** Start of Data **

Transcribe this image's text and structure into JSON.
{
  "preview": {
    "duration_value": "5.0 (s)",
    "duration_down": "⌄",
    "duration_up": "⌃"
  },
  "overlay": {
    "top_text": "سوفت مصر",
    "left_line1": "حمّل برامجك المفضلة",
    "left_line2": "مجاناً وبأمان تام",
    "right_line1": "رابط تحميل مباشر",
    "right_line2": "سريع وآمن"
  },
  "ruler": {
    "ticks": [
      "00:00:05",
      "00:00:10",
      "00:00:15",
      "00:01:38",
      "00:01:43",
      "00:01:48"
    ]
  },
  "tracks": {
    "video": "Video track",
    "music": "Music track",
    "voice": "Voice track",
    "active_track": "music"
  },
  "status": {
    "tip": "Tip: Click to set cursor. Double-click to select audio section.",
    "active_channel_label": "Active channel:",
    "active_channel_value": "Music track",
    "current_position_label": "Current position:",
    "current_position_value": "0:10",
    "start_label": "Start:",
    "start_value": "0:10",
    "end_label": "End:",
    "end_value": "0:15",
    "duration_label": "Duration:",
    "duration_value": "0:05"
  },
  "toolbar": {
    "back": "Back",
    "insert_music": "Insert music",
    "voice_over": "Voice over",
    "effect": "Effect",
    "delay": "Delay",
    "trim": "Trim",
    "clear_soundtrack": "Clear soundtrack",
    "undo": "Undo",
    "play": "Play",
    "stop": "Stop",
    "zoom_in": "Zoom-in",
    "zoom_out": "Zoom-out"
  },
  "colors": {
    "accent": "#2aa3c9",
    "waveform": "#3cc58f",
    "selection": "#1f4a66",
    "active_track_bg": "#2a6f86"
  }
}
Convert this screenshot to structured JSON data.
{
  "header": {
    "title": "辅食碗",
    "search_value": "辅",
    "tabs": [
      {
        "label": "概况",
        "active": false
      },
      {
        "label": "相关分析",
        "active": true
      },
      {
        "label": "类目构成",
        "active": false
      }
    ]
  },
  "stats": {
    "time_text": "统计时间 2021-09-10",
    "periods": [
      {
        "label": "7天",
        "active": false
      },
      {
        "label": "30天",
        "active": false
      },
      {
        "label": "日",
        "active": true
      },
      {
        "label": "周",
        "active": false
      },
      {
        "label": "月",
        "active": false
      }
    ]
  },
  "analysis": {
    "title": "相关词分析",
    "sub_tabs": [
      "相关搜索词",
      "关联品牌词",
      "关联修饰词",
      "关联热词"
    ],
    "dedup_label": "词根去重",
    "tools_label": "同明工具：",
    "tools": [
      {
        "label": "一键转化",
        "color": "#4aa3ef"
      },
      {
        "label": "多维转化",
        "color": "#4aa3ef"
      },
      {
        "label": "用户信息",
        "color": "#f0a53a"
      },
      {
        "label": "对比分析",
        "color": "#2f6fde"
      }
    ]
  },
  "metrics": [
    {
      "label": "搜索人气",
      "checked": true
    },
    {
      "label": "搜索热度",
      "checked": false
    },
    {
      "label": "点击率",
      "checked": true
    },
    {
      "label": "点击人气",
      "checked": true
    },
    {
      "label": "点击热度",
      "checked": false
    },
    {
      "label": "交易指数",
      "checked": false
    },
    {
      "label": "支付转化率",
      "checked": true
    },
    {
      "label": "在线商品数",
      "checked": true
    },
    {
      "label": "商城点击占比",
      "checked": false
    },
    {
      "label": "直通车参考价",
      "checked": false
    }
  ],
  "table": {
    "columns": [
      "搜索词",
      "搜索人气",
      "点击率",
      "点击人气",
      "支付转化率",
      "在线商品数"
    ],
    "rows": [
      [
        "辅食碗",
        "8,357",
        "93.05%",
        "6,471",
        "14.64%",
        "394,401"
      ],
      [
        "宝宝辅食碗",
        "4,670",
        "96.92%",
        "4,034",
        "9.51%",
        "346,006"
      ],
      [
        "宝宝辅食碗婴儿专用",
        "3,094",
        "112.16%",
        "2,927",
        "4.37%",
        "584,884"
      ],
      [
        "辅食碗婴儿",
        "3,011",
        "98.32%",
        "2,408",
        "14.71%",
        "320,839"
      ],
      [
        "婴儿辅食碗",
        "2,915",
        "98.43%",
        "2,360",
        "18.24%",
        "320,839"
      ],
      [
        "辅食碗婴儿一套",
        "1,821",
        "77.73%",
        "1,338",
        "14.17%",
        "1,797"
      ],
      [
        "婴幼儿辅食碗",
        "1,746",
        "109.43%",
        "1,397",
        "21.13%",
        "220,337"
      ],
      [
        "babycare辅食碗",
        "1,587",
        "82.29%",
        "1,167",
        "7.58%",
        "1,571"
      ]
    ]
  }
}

** End of Data **

Work to do: Reproduce every entry shown above, precisely as it stands.

Written solution:
Transcribe this image's text and structure into JSON.
{
  "preview": {
    "duration_value": "5.0 (s)",
    "duration_down": "⌄",
    "duration_up": "⌃"
  },
  "overlay": {
    "top_text": "سوفت مصر",
    "left_line1": "حمّل برامجك المفضلة",
    "left_line2": "مجاناً وبأمان تام",
    "right_line1": "رابط تحميل مباشر",
    "right_line2": "سريع وآمن"
  },
  "ruler": {
    "ticks": [
      "00:00:05",
      "00:00:10",
      "00:00:15",
      "00:01:38",
      "00:01:43",
      "00:01:48"
    ]
  },
  "tracks": {
    "video": "Video track",
    "music": "Music track",
    "voice": "Voice track",
    "active_track": "music"
  },
  "status": {
    "tip": "Tip: Click to set cursor. Double-click to select audio section.",
    "active_channel_label": "Active channel:",
    "active_channel_value": "Music track",
    "current_position_label": "Current position:",
    "current_position_value": "0:10",
    "start_label": "Start:",
    "start_value": "0:10",
    "end_label": "End:",
    "end_value": "0:15",
    "duration_label": "Duration:",
    "duration_value": "0:05"
  },
  "toolbar": {
    "back": "Back",
    "insert_music": "Insert music",
    "voice_over": "Voice over",
    "effect": "Effect",
    "delay": "Delay",
    "trim": "Trim",
    "clear_soundtrack": "Clear soundtrack",
    "undo": "Undo",
    "play": "Play",
    "stop": "Stop",
    "zoom_in": "Zoom-in",
    "zoom_out": "Zoom-out"
  },
  "colors": {
    "accent": "#2aa3c9",
    "waveform": "#3cc58f",
    "selection": "#1f4a66",
    "active_track_bg": "#2a6f86"
  }
}
Convert this screenshot to structured JSON data.
{
  "header": {
    "title": "辅食碗",
    "search_value": "辅",
    "tabs": [
      {
        "label": "概况",
        "active": false
      },
      {
        "label": "相关分析",
        "active": true
      },
      {
        "label": "类目构成",
        "active": false
      }
    ]
  },
  "stats": {
    "time_text": "统计时间 2021-09-10",
    "periods": [
      {
        "label": "7天",
        "active": false
      },
      {
        "label": "30天",
        "active": false
      },
      {
        "label": "日",
        "active": true
      },
      {
        "label": "周",
        "active": false
      },
      {
        "label": "月",
        "active": false
      }
    ]
  },
  "analysis": {
    "title": "相关词分析",
    "sub_tabs": [
      "相关搜索词",
      "关联品牌词",
      "关联修饰词",
      "关联热词"
    ],
    "dedup_label": "词根去重",
    "tools_label": "同明工具：",
    "tools": [
      {
        "label": "一键转化",
        "color": "#4aa3ef"
      },
      {
        "label": "多维转化",
        "color": "#4aa3ef"
      },
      {
        "label": "用户信息",
        "color": "#f0a53a"
      },
      {
        "label": "对比分析",
        "color": "#2f6fde"
      }
    ]
  },
  "metrics": [
    {
      "label": "搜索人气",
      "checked": true
    },
    {
      "label": "搜索热度",
      "checked": false
    },
    {
      "label": "点击率",
      "checked": true
    },
    {
      "label": "点击人气",
      "checked": true
    },
    {
      "label": "点击热度",
      "checked": false
    },
    {
      "label": "交易指数",
      "checked": false
    },
    {
      "label": "支付转化率",
      "checked": true
    },
    {
      "label": "在线商品数",
      "checked": true
    },
    {
      "label": "商城点击占比",
      "checked": false
    },
    {
      "label": "直通车参考价",
      "checked": false
    }
  ],
  "table": {
    "columns": [
      "搜索词",
      "搜索人气",
      "点击率",
      "点击人气",
      "支付转化率",
      "在线商品数"
    ],
    "rows": [
      [
        "辅食碗",
        "8,357",
        "93.05%",
        "6,471",
        "14.64%",
        "394,401"
      ],
      [
        "宝宝辅食碗",
        "4,670",
        "96.92%",
        "4,034",
        "9.51%",
        "346,006"
      ],
      [
        "宝宝辅食碗婴儿专用",
        "3,094",
        "112.16%",
        "2,927",
        "4.37%",
        "584,884"
      ],
      [
        "辅食碗婴儿",
        "3,011",
        "98.32%",
        "2,408",
        "14.71%",
        "320,839"
      ],
      [
        "婴儿辅食碗",
        "2,915",
        "98.43%",
        "2,360",
        "18.24%",
        "320,839"
      ],
      [
        "辅食碗婴儿一套",
        "1,821",
        "77.73%",
        "1,338",
        "14.17%",
        "1,797"
      ],
      [
        "婴幼儿辅食碗",
        "1,746",
        "109.43%",
        "1,397",
        "21.13%",
        "220,337"
      ],
      [
        "babycare辅食碗",
        "1,587",
        "82.29%",
        "1,167",
        "7.58%",
        "1,571"
      ]
    ]
  }
}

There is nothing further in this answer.